**Required work**
For every line in the records that has the word "Clean", make a copy.

**Supplied data**

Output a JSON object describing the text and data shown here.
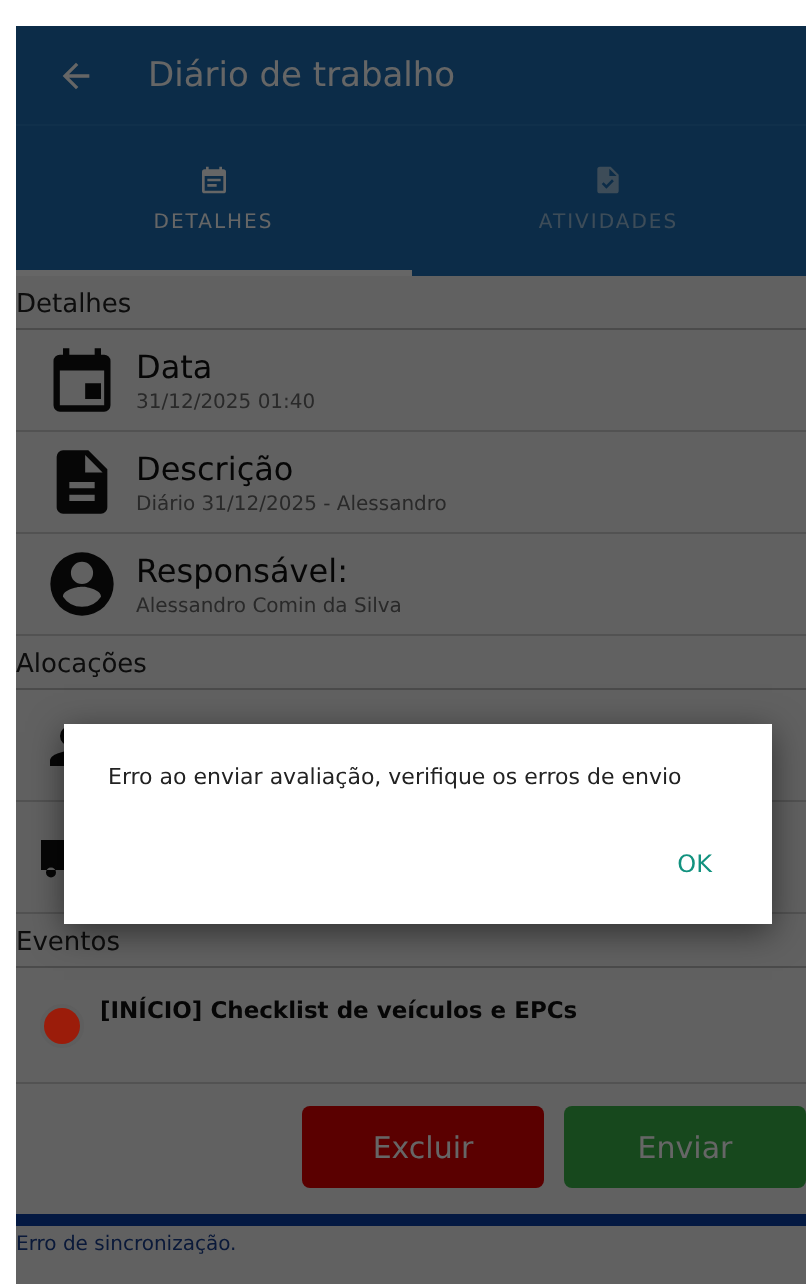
{
  "app_bar": {
    "title": "Diário de trabalho"
  },
  "tabs": [
    {
      "label": "DETALHES",
      "kind": "calendar",
      "selected": true
    },
    {
      "label": "ATIVIDADES",
      "kind": "document-check",
      "selected": false
    }
  ],
  "details": {
    "heading": "Detalhes",
    "rows": [
      {
        "kind": "calendar",
        "label": "Data",
        "value": "31/12/2025 01:40"
      },
      {
        "kind": "document",
        "label": "Descrição",
        "value": "Diário 31/12/2025 - Alessandro"
      },
      {
        "kind": "person",
        "label": "Responsável:",
        "value": "Alessandro Comin da Silva"
      }
    ]
  },
  "allocations": {
    "heading": "Alocações",
    "rows": [
      {
        "kind": "person"
      },
      {
        "kind": "truck"
      }
    ]
  },
  "events": {
    "heading": "Eventos",
    "items": [
      {
        "title": "[INÍCIO] Checklist de veículos e EPCs",
        "color": "#9b1c0a"
      }
    ]
  },
  "buttons": [
    {
      "label": "Excluir",
      "kind": "danger"
    },
    {
      "label": "Enviar",
      "kind": "success"
    }
  ],
  "status_bar": {
    "text": "Erro de sincronização."
  },
  "dialog": {
    "message": "Erro ao enviar avaliação, verifique os erros de envio",
    "buttons": [
      "OK"
    ]
  }
}
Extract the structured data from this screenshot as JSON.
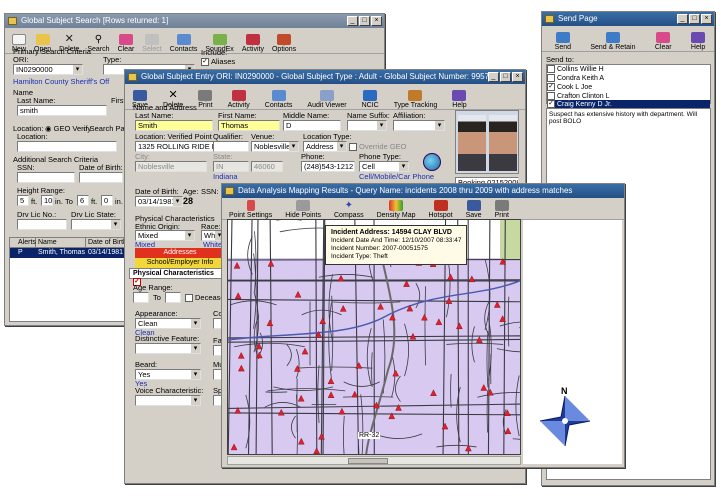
{
  "search_window": {
    "title": "Global Subject Search [Rows returned: 1]",
    "toolbar": [
      "New",
      "Open",
      "Delete",
      "Search",
      "Clear",
      "Select",
      "Contacts",
      "SoundEx",
      "Activity",
      "Options"
    ],
    "primary_label": "Primary Search Criteria",
    "ori_label": "ORI:",
    "ori_value": "IN0290000",
    "type_label": "Type:",
    "agency": "Hamilton County Sheriff's Off",
    "include_label": "Include:",
    "aliases_label": "Aliases",
    "name_label": "Name",
    "last_name_label": "Last Name:",
    "last_name_value": "smith",
    "first_label": "First N",
    "location_label": "Location:",
    "geo_verify": "GEO Verify",
    "search_partial": "Search Partial Ad",
    "location_sub_label": "Location:",
    "additional_label": "Additional Search Criteria",
    "ssn_label": "SSN:",
    "dob_label": "Date of Birth:",
    "height_label": "Height Range:",
    "height_from_ft": "5",
    "height_from_in": "10",
    "height_to_ft": "6",
    "height_to_in": "0",
    "ft": "ft.",
    "in": "in.",
    "to": "To",
    "drv_lic_no": "Drv Lic No.:",
    "drv_lic_state": "Drv Lic State:",
    "results_headers": [
      "Alerts",
      "Name",
      "Date of Birth"
    ],
    "results_row": {
      "alerts": "P",
      "name": "Smith, Thomas D",
      "dob": "03/14/1981"
    }
  },
  "send_page": {
    "title": "Send Page",
    "toolbar": [
      "Send",
      "Send & Retain",
      "Clear",
      "Help"
    ],
    "send_to_label": "Send to:",
    "recipients": [
      {
        "name": "Collins Willie H",
        "checked": false
      },
      {
        "name": "Condra Keith A",
        "checked": false
      },
      {
        "name": "Cook L Joe",
        "checked": true
      },
      {
        "name": "Crafton Clinton L",
        "checked": false
      },
      {
        "name": "Craig Kenny D Jr.",
        "checked": true
      }
    ],
    "message": "Suspect has extensive history with department. Will post BOLO"
  },
  "entry_window": {
    "title": "Global Subject Entry  ORI: IN0290000 - Global Subject Type : Adult - Global Subject Number: 99571",
    "toolbar": [
      "Save",
      "Delete",
      "Print",
      "Activity",
      "Contacts",
      "Audit Viewer",
      "NCIC",
      "Type Tracking",
      "Help"
    ],
    "name_address_label": "Name and Address",
    "last_name_label": "Last Name:",
    "last_name_value": "Smith",
    "first_name_label": "First Name:",
    "first_name_value": "Thomas",
    "middle_name_label": "Middle Name:",
    "middle_name_value": "D",
    "suffix_label": "Name Suffix:",
    "affiliation_label": "Affiliation:",
    "location_label": "Location: Verified Point",
    "location_value": "1325 ROLLING RIDE DR",
    "qualifier_label": "Qualifier:",
    "venue_label": "Venue:",
    "venue_value": "Noblesville",
    "location_type_label": "Location Type:",
    "location_type_value": "Address",
    "override_geo": "Override GEO",
    "city_label": "City:",
    "city_value": "Noblesville",
    "state_label": "State:",
    "state_value": "IN",
    "zip_value": "46060",
    "state_full": "Indiana",
    "phone_label": "Phone:",
    "phone_value": "(248)543-1212",
    "phone_type_label": "Phone Type:",
    "phone_type_value": "Cell",
    "phone_type_note": "Cell/Mobile/Car Phone",
    "booking": "Booking 02152008",
    "dob_label": "Date of Birth:",
    "dob_value": "03/14/1981",
    "age_label": "Age:",
    "age_value": "28",
    "ssn_label": "SSN:",
    "phys_label": "Physical Characteristics",
    "ethnic_label": "Ethnic Origin:",
    "ethnic_value": "Mixed",
    "ethnic_note": "Mixed",
    "race_label": "Race:",
    "race_value": "White",
    "race_note": "White",
    "tab_addresses": "Addresses",
    "tab_school": "School/Employer Info",
    "tab_phys": "Physical Characteristics",
    "age_range_label": "Age Range:",
    "age_to": "To",
    "deceased_label": "Deceased",
    "appearance_label": "Appearance:",
    "appearance_value": "Clean",
    "appearance_note": "Clean",
    "distinctive_label": "Distinctive Feature:",
    "beard_label": "Beard:",
    "beard_value": "Yes",
    "beard_note": "Yes",
    "voice_label": "Voice Characteristic:",
    "col2_labels": [
      "Com",
      "Fac",
      "Mus",
      "Spe"
    ]
  },
  "map_window": {
    "title": "Data Analysis Mapping Results - Query Name: incidents 2008 thru 2009 with address matches",
    "toolbar": [
      "Point Settings",
      "Hide Points",
      "Compass",
      "Density Map",
      "Hotspot",
      "Save",
      "Print"
    ],
    "tooltip": {
      "address": "Incident Address: 14594 CLAY BLVD",
      "date": "Incident Date And Time: 12/10/2007 08:33:47",
      "number": "Incident Number: 2007-00051575",
      "type": "Incident Type: Theft"
    },
    "road_label": "RR-32",
    "compass_n": "N"
  },
  "colors": {
    "title_active": "#244f86",
    "window_bg": "#d4d0c8",
    "map_fill": "#d7c9ef",
    "incident_marker": "#e0202a",
    "highlight_yellow": "#ffff99",
    "tab_red": "#e0301e",
    "tab_yellow": "#f2d73a"
  }
}
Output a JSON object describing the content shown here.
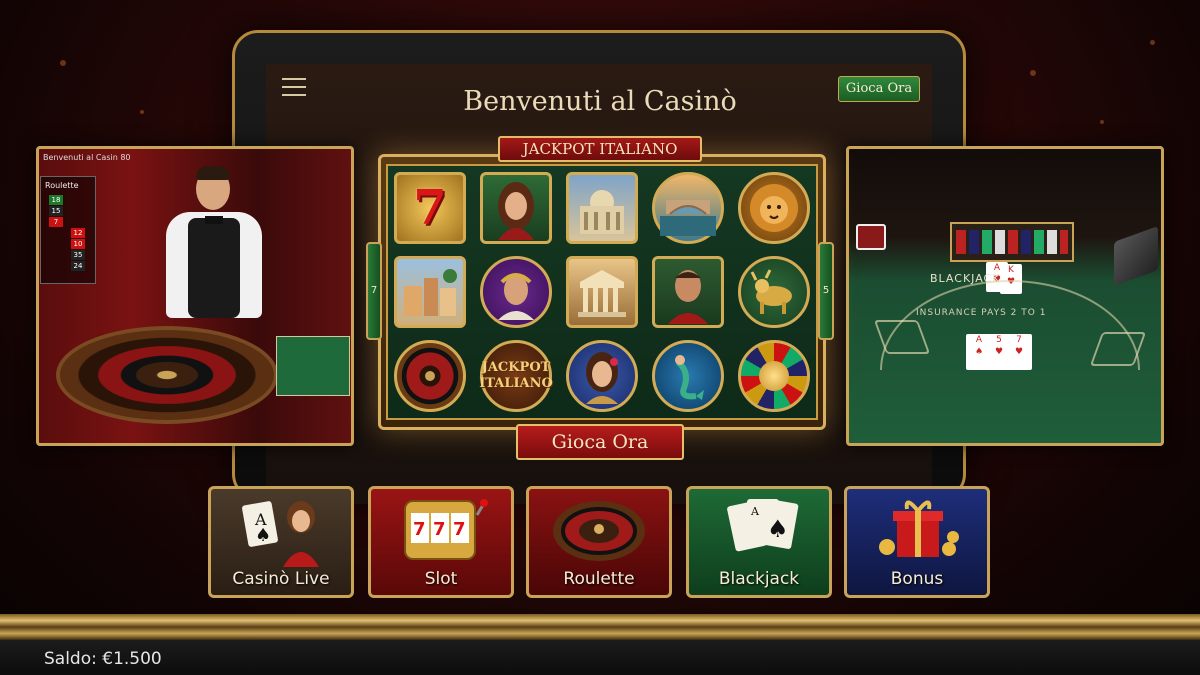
{
  "header": {
    "title": "Benvenuti al Casinò",
    "play_button": "Gioca Ora"
  },
  "live_panel": {
    "top_text": "Benvenuti al Casin 80",
    "list_title": "Roulette",
    "numbers": [
      "18",
      "15",
      "7",
      "12",
      "10",
      "35",
      "24"
    ]
  },
  "slot": {
    "banner": "JACKPOT ITALIANO",
    "left_tab": "7",
    "right_tab": "5",
    "play_button": "Gioca Ora",
    "jackpot_symbol": "JACKPOT ITALIANO",
    "symbols": [
      "seven",
      "italian-woman",
      "basilica",
      "venice-bridge",
      "lion",
      "italian-village",
      "emperor",
      "parthenon",
      "gladiator",
      "golden-bull",
      "roulette-wheel",
      "jackpot-italiano",
      "woman-with-rose",
      "mermaid",
      "wheel-of-fortune"
    ]
  },
  "blackjack_panel": {
    "table_text": "BLACKJACK",
    "table_subtext": "INSURANCE PAYS 2 TO 1"
  },
  "categories": [
    {
      "label": "Casinò Live",
      "icon": "live-dealer-icon"
    },
    {
      "label": "Slot",
      "icon": "slot-machine-icon"
    },
    {
      "label": "Roulette",
      "icon": "roulette-icon"
    },
    {
      "label": "Blackjack",
      "icon": "cards-icon"
    },
    {
      "label": "Bonus",
      "icon": "gift-icon"
    }
  ],
  "status": {
    "balance": "Saldo: €1.500"
  },
  "colors": {
    "gold": "#c9a458",
    "casino_red": "#8a1313",
    "felt_green": "#1f5e3a"
  }
}
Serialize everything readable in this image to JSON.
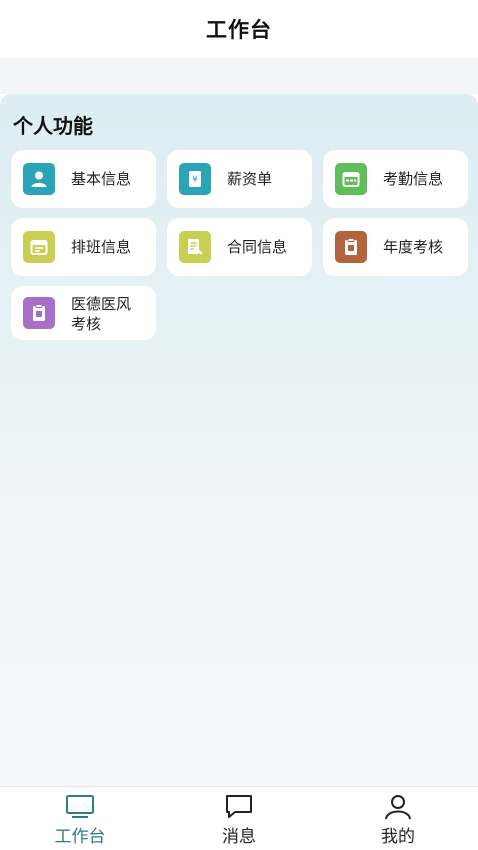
{
  "header": {
    "title": "工作台"
  },
  "section": {
    "title": "个人功能"
  },
  "items": [
    {
      "label": "基本信息",
      "icon": "person-icon",
      "color": "#2aa4b6"
    },
    {
      "label": "薪资单",
      "icon": "payslip-icon",
      "color": "#2aa4b6"
    },
    {
      "label": "考勤信息",
      "icon": "calendar-icon",
      "color": "#5fbd5a"
    },
    {
      "label": "排班信息",
      "icon": "schedule-icon",
      "color": "#c9cf52"
    },
    {
      "label": "合同信息",
      "icon": "contract-icon",
      "color": "#c9cf52"
    },
    {
      "label": "年度考核",
      "icon": "clipboard-icon",
      "color": "#b4643c"
    },
    {
      "label": "医德医风考核",
      "line1": "医德医风",
      "line2": "考核",
      "icon": "review-icon",
      "color": "#a86fc9"
    }
  ],
  "tabs": [
    {
      "label": "工作台",
      "icon": "monitor-icon",
      "active": true
    },
    {
      "label": "消息",
      "icon": "chat-icon",
      "active": false
    },
    {
      "label": "我的",
      "icon": "user-icon",
      "active": false
    }
  ],
  "colors": {
    "accent": "#2e7d7f",
    "panel_top": "#dcedf3"
  }
}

**Task output**
    "appearance_value": "Clean",
    "appearance_note": "Clean",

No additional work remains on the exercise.